### GIVEN EXERCISE
The records that follow need to be output exactly as they are.

>> begin

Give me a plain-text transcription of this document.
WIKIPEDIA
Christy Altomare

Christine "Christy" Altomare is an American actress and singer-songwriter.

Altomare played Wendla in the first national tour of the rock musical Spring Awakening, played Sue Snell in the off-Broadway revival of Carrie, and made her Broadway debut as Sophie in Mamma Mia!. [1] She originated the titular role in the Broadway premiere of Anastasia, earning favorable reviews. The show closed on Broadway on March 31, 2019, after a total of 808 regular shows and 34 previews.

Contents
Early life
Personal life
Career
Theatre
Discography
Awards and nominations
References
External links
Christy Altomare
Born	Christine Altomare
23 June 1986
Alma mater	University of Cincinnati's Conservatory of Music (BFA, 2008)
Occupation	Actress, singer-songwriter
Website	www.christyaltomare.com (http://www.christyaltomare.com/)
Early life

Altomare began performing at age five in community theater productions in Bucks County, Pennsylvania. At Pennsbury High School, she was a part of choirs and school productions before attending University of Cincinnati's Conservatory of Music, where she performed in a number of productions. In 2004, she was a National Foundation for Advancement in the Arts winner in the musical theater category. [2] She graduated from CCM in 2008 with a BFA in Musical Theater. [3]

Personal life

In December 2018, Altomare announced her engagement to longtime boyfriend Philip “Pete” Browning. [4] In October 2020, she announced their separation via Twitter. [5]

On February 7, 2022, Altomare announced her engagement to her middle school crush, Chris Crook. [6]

>> end

### EXERCISE RESPONSE
Give me a plain-text transcription of this document.
WIKIPEDIA
Christy Altomare

Christine "Christy" Altomare is an American actress and singer-songwriter.

Altomare played Wendla in the first national tour of the rock musical Spring Awakening, played Sue Snell in the off-Broadway revival of Carrie, and made her Broadway debut as Sophie in Mamma Mia!. [1] She originated the titular role in the Broadway premiere of Anastasia, earning favorable reviews. The show closed on Broadway on March 31, 2019, after a total of 808 regular shows and 34 previews.

Contents
Early life
Personal life
Career
Theatre
Discography
Awards and nominations
References
External links
Christy Altomare
Born	Christine Altomare
23 June 1986
Alma mater	University of Cincinnati's Conservatory of Music (BFA, 2008)
Occupation	Actress, singer-songwriter
Website	www.christyaltomare.com (http://www.christyaltomare.com/)
Early life

Altomare began performing at age five in community theater productions in Bucks County, Pennsylvania. At Pennsbury High School, she was a part of choirs and school productions before attending University of Cincinnati's Conservatory of Music, where she performed in a number of productions. In 2004, she was a National Foundation for Advancement in the Arts winner in the musical theater category. [2] She graduated from CCM in 2008 with a BFA in Musical Theater. [3]

Personal life

In December 2018, Altomare announced her engagement to longtime boyfriend Philip “Pete” Browning. [4] In October 2020, she announced their separation via Twitter. [5]

On February 7, 2022, Altomare announced her engagement to her middle school crush, Chris Crook. [6]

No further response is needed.